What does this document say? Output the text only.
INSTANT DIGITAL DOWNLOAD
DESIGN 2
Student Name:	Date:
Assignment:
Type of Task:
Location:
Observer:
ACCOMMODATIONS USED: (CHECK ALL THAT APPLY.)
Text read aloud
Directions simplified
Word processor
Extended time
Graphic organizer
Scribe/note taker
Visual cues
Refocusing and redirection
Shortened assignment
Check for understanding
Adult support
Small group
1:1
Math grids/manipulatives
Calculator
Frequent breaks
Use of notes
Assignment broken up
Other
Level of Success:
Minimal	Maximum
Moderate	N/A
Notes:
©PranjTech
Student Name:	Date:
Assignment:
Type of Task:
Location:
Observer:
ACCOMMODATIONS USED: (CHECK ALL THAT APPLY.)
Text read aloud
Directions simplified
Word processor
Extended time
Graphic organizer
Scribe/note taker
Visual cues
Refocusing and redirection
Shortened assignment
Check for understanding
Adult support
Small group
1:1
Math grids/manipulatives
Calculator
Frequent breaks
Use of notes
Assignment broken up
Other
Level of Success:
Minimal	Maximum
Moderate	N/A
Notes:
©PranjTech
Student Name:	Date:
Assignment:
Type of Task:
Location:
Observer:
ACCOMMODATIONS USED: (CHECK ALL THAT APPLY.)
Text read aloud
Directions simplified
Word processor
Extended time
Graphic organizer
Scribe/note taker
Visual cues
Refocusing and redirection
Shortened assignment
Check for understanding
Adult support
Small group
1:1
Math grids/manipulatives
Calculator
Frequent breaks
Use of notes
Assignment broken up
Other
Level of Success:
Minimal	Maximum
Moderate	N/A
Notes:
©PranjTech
*****
▶ Brief
Your task is to repeat the data exactly; please include every line.

▶ Output for this task
What does this document say? Output the text only.
INSTANT DIGITAL DOWNLOAD
DESIGN 2
Student Name:	Date:
Assignment:
Type of Task:
Location:
Observer:
ACCOMMODATIONS USED: (CHECK ALL THAT APPLY.)
Text read aloud
Directions simplified
Word processor
Extended time
Graphic organizer
Scribe/note taker
Visual cues
Refocusing and redirection
Shortened assignment
Check for understanding
Adult support
Small group
1:1
Math grids/manipulatives
Calculator
Frequent breaks
Use of notes
Assignment broken up
Other
Level of Success:
Minimal	Maximum
Moderate	N/A
Notes:
©PranjTech
Student Name:	Date:
Assignment:
Type of Task:
Location:
Observer:
ACCOMMODATIONS USED: (CHECK ALL THAT APPLY.)
Text read aloud
Directions simplified
Word processor
Extended time
Graphic organizer
Scribe/note taker
Visual cues
Refocusing and redirection
Shortened assignment
Check for understanding
Adult support
Small group
1:1
Math grids/manipulatives
Calculator
Frequent breaks
Use of notes
Assignment broken up
Other
Level of Success:
Minimal	Maximum
Moderate	N/A
Notes:
©PranjTech
Student Name:	Date:
Assignment:
Type of Task:
Location:
Observer:
ACCOMMODATIONS USED: (CHECK ALL THAT APPLY.)
Text read aloud
Directions simplified
Word processor
Extended time
Graphic organizer
Scribe/note taker
Visual cues
Refocusing and redirection
Shortened assignment
Check for understanding
Adult support
Small group
1:1
Math grids/manipulatives
Calculator
Frequent breaks
Use of notes
Assignment broken up
Other
Level of Success:
Minimal	Maximum
Moderate	N/A
Notes:
©PranjTech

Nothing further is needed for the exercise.